■ **WHAT IS ASKED**: Write out every entry exactly as given, but omit the pictures.

■ **EXERCISE MATERIAL**:
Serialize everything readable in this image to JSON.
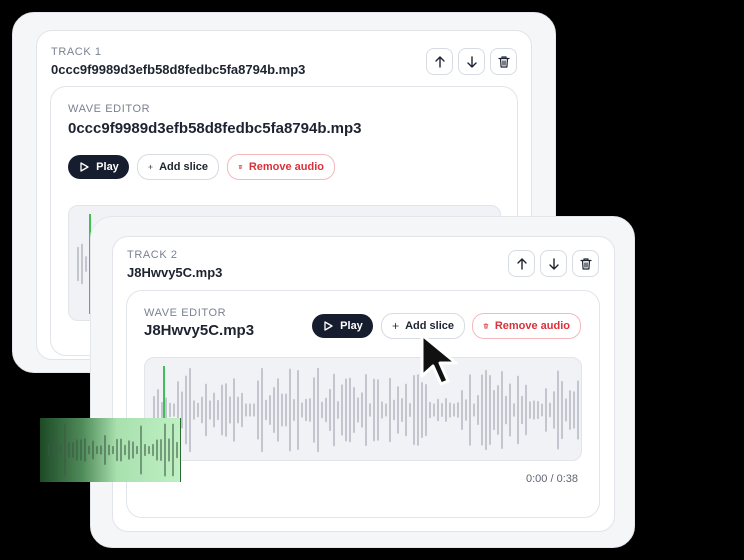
{
  "track1": {
    "label": "TRACK 1",
    "filename": "0ccc9f9989d3efb58d8fedbc5fa8794b.mp3",
    "wave_editor": {
      "label": "WAVE EDITOR",
      "filename": "0ccc9f9989d3efb58d8fedbc5fa8794b.mp3",
      "play_label": "Play",
      "add_slice_label": "Add slice",
      "remove_audio_label": "Remove audio"
    }
  },
  "track2": {
    "label": "TRACK 2",
    "filename": "J8Hwvy5C.mp3",
    "wave_editor": {
      "label": "WAVE EDITOR",
      "filename": "J8Hwvy5C.mp3",
      "play_label": "Play",
      "add_slice_label": "Add slice",
      "remove_audio_label": "Remove audio",
      "time": "0:00 / 0:38"
    }
  },
  "colors": {
    "play_button": "#161d2e",
    "remove_audio": "#d9323a",
    "playhead": "#3fbf55",
    "waveform": "#c3c6cf"
  },
  "icons": {
    "move_up": "arrow-up-icon",
    "move_down": "arrow-down-icon",
    "delete": "trash-icon",
    "play": "play-icon",
    "add": "plus-icon",
    "remove": "trash-icon",
    "pointer": "cursor-arrow-icon"
  }
}
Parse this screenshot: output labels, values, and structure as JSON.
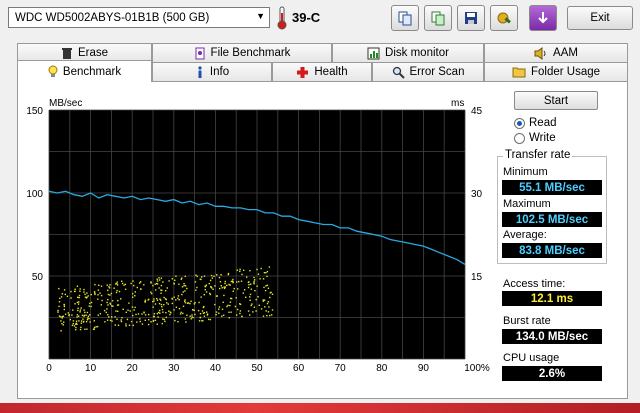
{
  "toolbar": {
    "drive": "WDC WD5002ABYS-01B1B (500 GB)",
    "temperature": "39-C",
    "exit_label": "Exit"
  },
  "tabs_row1": [
    {
      "label": "Erase",
      "icon": "trash-icon"
    },
    {
      "label": "File Benchmark",
      "icon": "file-benchmark-icon"
    },
    {
      "label": "Disk monitor",
      "icon": "disk-monitor-icon"
    },
    {
      "label": "AAM",
      "icon": "speaker-icon"
    }
  ],
  "tabs_row2": [
    {
      "label": "Benchmark",
      "icon": "lightbulb-icon",
      "active": true
    },
    {
      "label": "Info",
      "icon": "info-icon"
    },
    {
      "label": "Health",
      "icon": "health-cross-icon"
    },
    {
      "label": "Error Scan",
      "icon": "magnifier-icon"
    },
    {
      "label": "Folder Usage",
      "icon": "folder-icon"
    }
  ],
  "controls": {
    "start_label": "Start",
    "read_label": "Read",
    "write_label": "Write",
    "selected": "Read"
  },
  "stats": {
    "transfer_rate_label": "Transfer rate",
    "minimum_label": "Minimum",
    "minimum": "55.1 MB/sec",
    "maximum_label": "Maximum",
    "maximum": "102.5 MB/sec",
    "average_label": "Average:",
    "average": "83.8 MB/sec",
    "access_time_label": "Access time:",
    "access_time": "12.1 ms",
    "burst_rate_label": "Burst rate",
    "burst_rate": "134.0 MB/sec",
    "cpu_usage_label": "CPU usage",
    "cpu_usage": "2.6%"
  },
  "colors": {
    "plot_bg": "#000000",
    "grid": "#444444",
    "transfer_line": "#2aa8e0",
    "access_points": "#e6e62a"
  },
  "chart_data": {
    "type": "line",
    "ylabel_left": "MB/sec",
    "ylabel_right": "ms",
    "x_ticks": [
      "0",
      "10",
      "20",
      "30",
      "40",
      "50",
      "60",
      "70",
      "80",
      "90",
      "100%"
    ],
    "y_left_ticks": [
      "150",
      "100",
      "50"
    ],
    "y_right_ticks": [
      "45",
      "30",
      "15"
    ],
    "xlim": [
      0,
      100
    ],
    "ylim_left": [
      0,
      150
    ],
    "ylim_right": [
      0,
      45
    ],
    "grid": true,
    "series": [
      {
        "name": "Transfer rate",
        "x": [
          0,
          2,
          4,
          6,
          8,
          10,
          12,
          14,
          16,
          18,
          20,
          22,
          24,
          26,
          28,
          30,
          32,
          34,
          36,
          38,
          40,
          42,
          44,
          46,
          48,
          50,
          52,
          54,
          56,
          58,
          60,
          62,
          64,
          66,
          68,
          70,
          72,
          74,
          76,
          78,
          80,
          82,
          84,
          86,
          88,
          90,
          92,
          94,
          96,
          98,
          100
        ],
        "values": [
          101,
          100,
          101,
          99,
          98,
          100,
          97,
          99,
          98,
          97,
          98,
          96,
          97,
          96,
          95,
          96,
          94,
          95,
          93,
          94,
          92,
          92,
          91,
          91,
          90,
          90,
          88,
          88,
          86,
          86,
          84,
          83,
          82,
          81,
          81,
          79,
          79,
          77,
          76,
          75,
          74,
          72,
          71,
          70,
          69,
          68,
          66,
          64,
          62,
          60,
          57
        ]
      },
      {
        "name": "Access time",
        "type": "scatter",
        "x_range": [
          2,
          54
        ],
        "y_range_ms": [
          5,
          17
        ],
        "count": 520
      }
    ]
  }
}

■ **ANSWER FOR THE TASK**:
Serialize everything readable in this image to JSON.
{
  "track1": {
    "label": "TRACK 1",
    "filename": "0ccc9f9989d3efb58d8fedbc5fa8794b.mp3",
    "wave_editor": {
      "label": "WAVE EDITOR",
      "filename": "0ccc9f9989d3efb58d8fedbc5fa8794b.mp3",
      "play_label": "Play",
      "add_slice_label": "Add slice",
      "remove_audio_label": "Remove audio"
    }
  },
  "track2": {
    "label": "TRACK 2",
    "filename": "J8Hwvy5C.mp3",
    "wave_editor": {
      "label": "WAVE EDITOR",
      "filename": "J8Hwvy5C.mp3",
      "play_label": "Play",
      "add_slice_label": "Add slice",
      "remove_audio_label": "Remove audio",
      "time": "0:00 / 0:38"
    }
  },
  "colors": {
    "play_button": "#161d2e",
    "remove_audio": "#d9323a",
    "playhead": "#3fbf55",
    "waveform": "#c3c6cf"
  },
  "icons": {
    "move_up": "arrow-up-icon",
    "move_down": "arrow-down-icon",
    "delete": "trash-icon",
    "play": "play-icon",
    "add": "plus-icon",
    "remove": "trash-icon",
    "pointer": "cursor-arrow-icon"
  }
}
Parse this screenshot: output labels, values, and structure as JSON.
{
  "toolbar": {
    "drive": "WDC WD5002ABYS-01B1B (500 GB)",
    "temperature": "39-C",
    "exit_label": "Exit"
  },
  "tabs_row1": [
    {
      "label": "Erase",
      "icon": "trash-icon"
    },
    {
      "label": "File Benchmark",
      "icon": "file-benchmark-icon"
    },
    {
      "label": "Disk monitor",
      "icon": "disk-monitor-icon"
    },
    {
      "label": "AAM",
      "icon": "speaker-icon"
    }
  ],
  "tabs_row2": [
    {
      "label": "Benchmark",
      "icon": "lightbulb-icon",
      "active": true
    },
    {
      "label": "Info",
      "icon": "info-icon"
    },
    {
      "label": "Health",
      "icon": "health-cross-icon"
    },
    {
      "label": "Error Scan",
      "icon": "magnifier-icon"
    },
    {
      "label": "Folder Usage",
      "icon": "folder-icon"
    }
  ],
  "controls": {
    "start_label": "Start",
    "read_label": "Read",
    "write_label": "Write",
    "selected": "Read"
  },
  "stats": {
    "transfer_rate_label": "Transfer rate",
    "minimum_label": "Minimum",
    "minimum": "55.1 MB/sec",
    "maximum_label": "Maximum",
    "maximum": "102.5 MB/sec",
    "average_label": "Average:",
    "average": "83.8 MB/sec",
    "access_time_label": "Access time:",
    "access_time": "12.1 ms",
    "burst_rate_label": "Burst rate",
    "burst_rate": "134.0 MB/sec",
    "cpu_usage_label": "CPU usage",
    "cpu_usage": "2.6%"
  },
  "colors": {
    "plot_bg": "#000000",
    "grid": "#444444",
    "transfer_line": "#2aa8e0",
    "access_points": "#e6e62a"
  },
  "chart_data": {
    "type": "line",
    "ylabel_left": "MB/sec",
    "ylabel_right": "ms",
    "x_ticks": [
      "0",
      "10",
      "20",
      "30",
      "40",
      "50",
      "60",
      "70",
      "80",
      "90",
      "100%"
    ],
    "y_left_ticks": [
      "150",
      "100",
      "50"
    ],
    "y_right_ticks": [
      "45",
      "30",
      "15"
    ],
    "xlim": [
      0,
      100
    ],
    "ylim_left": [
      0,
      150
    ],
    "ylim_right": [
      0,
      45
    ],
    "grid": true,
    "series": [
      {
        "name": "Transfer rate",
        "x": [
          0,
          2,
          4,
          6,
          8,
          10,
          12,
          14,
          16,
          18,
          20,
          22,
          24,
          26,
          28,
          30,
          32,
          34,
          36,
          38,
          40,
          42,
          44,
          46,
          48,
          50,
          52,
          54,
          56,
          58,
          60,
          62,
          64,
          66,
          68,
          70,
          72,
          74,
          76,
          78,
          80,
          82,
          84,
          86,
          88,
          90,
          92,
          94,
          96,
          98,
          100
        ],
        "values": [
          101,
          100,
          101,
          99,
          98,
          100,
          97,
          99,
          98,
          97,
          98,
          96,
          97,
          96,
          95,
          96,
          94,
          95,
          93,
          94,
          92,
          92,
          91,
          91,
          90,
          90,
          88,
          88,
          86,
          86,
          84,
          83,
          82,
          81,
          81,
          79,
          79,
          77,
          76,
          75,
          74,
          72,
          71,
          70,
          69,
          68,
          66,
          64,
          62,
          60,
          57
        ]
      },
      {
        "name": "Access time",
        "type": "scatter",
        "x_range": [
          2,
          54
        ],
        "y_range_ms": [
          5,
          17
        ],
        "count": 520
      }
    ]
  }
}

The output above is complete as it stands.